§ **PROBLEM TO SOLVE**
Output each entry that follows exactly. Images stay out.

════════════════════

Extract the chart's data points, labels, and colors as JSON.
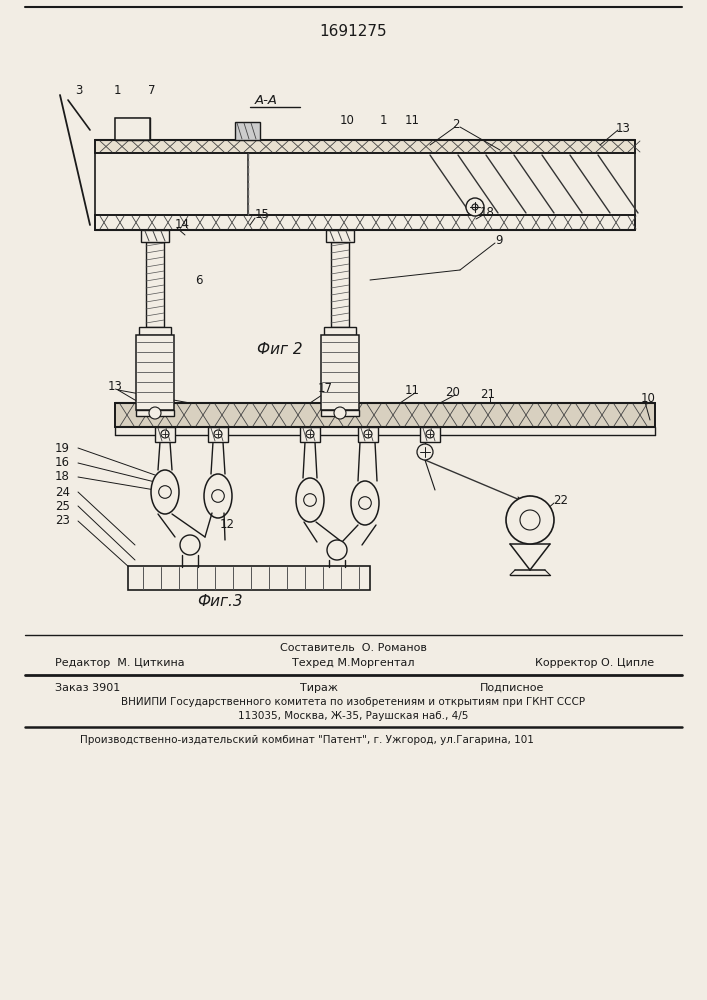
{
  "patent_number": "1691275",
  "fig2_label": "Фиг 2",
  "fig3_label": "Фиг.3",
  "footer_line1_left": "Редактор  М. Циткина",
  "footer_line1_mid_top": "Составитель  О. Романов",
  "footer_line1_mid_bot": "Техред М.Моргентал",
  "footer_line1_right": "Корректор О. Ципле",
  "footer_line2_left": "Заказ 3901",
  "footer_line2_mid": "Тираж",
  "footer_line2_right": "Подписное",
  "footer_line3": "ВНИИПИ Государственного комитета по изобретениям и открытиям при ГКНТ СССР",
  "footer_line4": "113035, Москва, Ж-35, Раушская наб., 4/5",
  "footer_line5": "Производственно-издательский комбинат \"Патент\", г. Ужгород, ул.Гагарина, 101",
  "bg_color": "#f2ede4",
  "line_color": "#1a1a1a",
  "text_color": "#1a1a1a"
}
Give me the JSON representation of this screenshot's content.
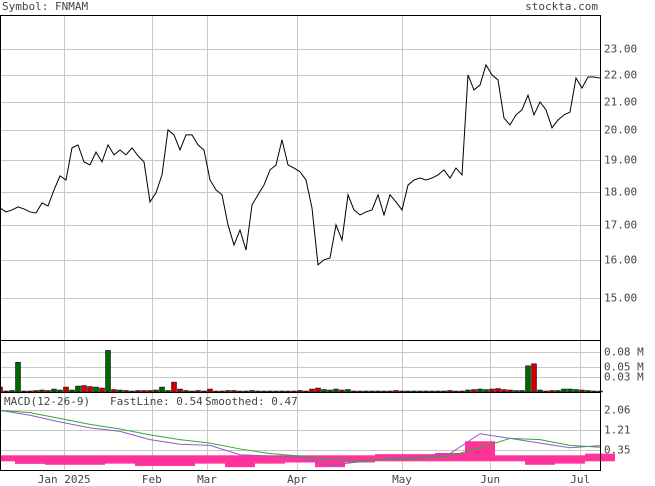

════════════════════

§ **EXPECTED OUTPUT**
Extract the chart's data points, labels, and colors as JSON.
{
  "patent_number": "1691275",
  "fig2_label": "Фиг 2",
  "fig3_label": "Фиг.3",
  "footer_line1_left": "Редактор  М. Циткина",
  "footer_line1_mid_top": "Составитель  О. Романов",
  "footer_line1_mid_bot": "Техред М.Моргентал",
  "footer_line1_right": "Корректор О. Ципле",
  "footer_line2_left": "Заказ 3901",
  "footer_line2_mid": "Тираж",
  "footer_line2_right": "Подписное",
  "footer_line3": "ВНИИПИ Государственного комитета по изобретениям и открытиям при ГКНТ СССР",
  "footer_line4": "113035, Москва, Ж-35, Раушская наб., 4/5",
  "footer_line5": "Производственно-издательский комбинат \"Патент\", г. Ужгород, ул.Гагарина, 101",
  "bg_color": "#f2ede4",
  "line_color": "#1a1a1a",
  "text_color": "#1a1a1a"
}
Give me the JSON representation of this screenshot's content.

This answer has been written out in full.